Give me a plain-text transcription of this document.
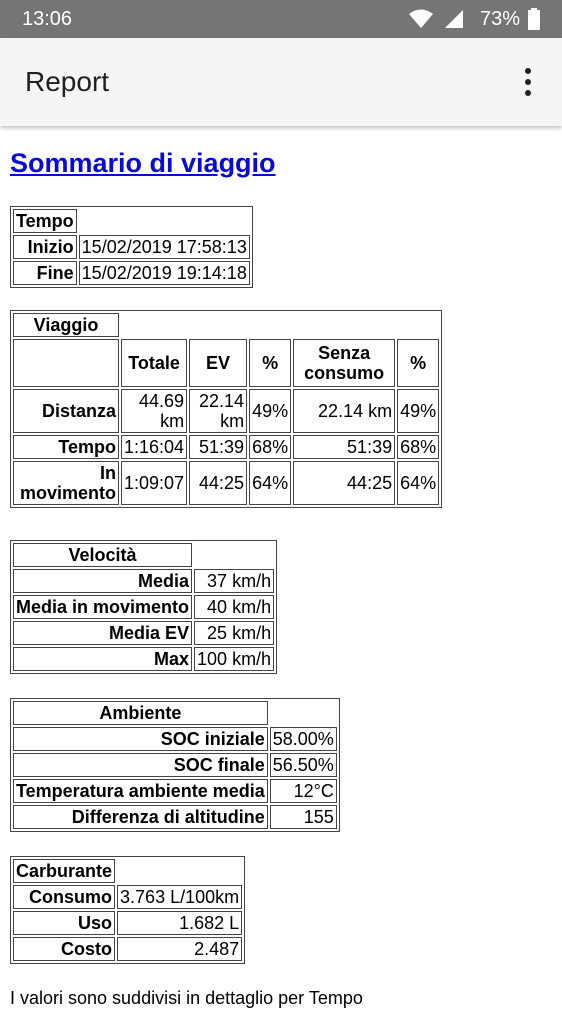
13:06	73%
Report
Sommario di viaggio
Tempo	
Inizio	15/02/2019 17:58:13
Fine	15/02/2019 19:14:18
Viaggio					
	Totale	EV	%	Senza consumo	%
Distanza	44.69 km	22.14 km	49%	22.14 km	49%
Tempo	1:16:04	51:39	68%	51:39	68%
In movimento	1:09:07	44:25	64%	44:25	64%
Velocità	
Media	37 km/h
Media in movimento	40 km/h
Media EV	25 km/h
Max	100 km/h
Ambiente	
SOC iniziale	58.00%
SOC finale	56.50%
Temperatura ambiente media	12°C
Differenza di altitudine	155
Carburante	
Consumo	3.763 L/100km
Uso	1.682 L
Costo	2.487
I valori sono suddivisi in dettaglio per Tempo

| Work required |
Restate each line of the records exactly; pictures do not belong in the copy.

| Exercise response |
Give me a plain-text transcription of this document.
13:06	73%
Report
Sommario di viaggio
Tempo	
Inizio	15/02/2019 17:58:13
Fine	15/02/2019 19:14:18
Viaggio					
	Totale	EV	%	Senza consumo	%
Distanza	44.69 km	22.14 km	49%	22.14 km	49%
Tempo	1:16:04	51:39	68%	51:39	68%
In movimento	1:09:07	44:25	64%	44:25	64%
Velocità	
Media	37 km/h
Media in movimento	40 km/h
Media EV	25 km/h
Max	100 km/h
Ambiente	
SOC iniziale	58.00%
SOC finale	56.50%
Temperatura ambiente media	12°C
Differenza di altitudine	155
Carburante	
Consumo	3.763 L/100km
Uso	1.682 L
Costo	2.487
I valori sono suddivisi in dettaglio per Tempo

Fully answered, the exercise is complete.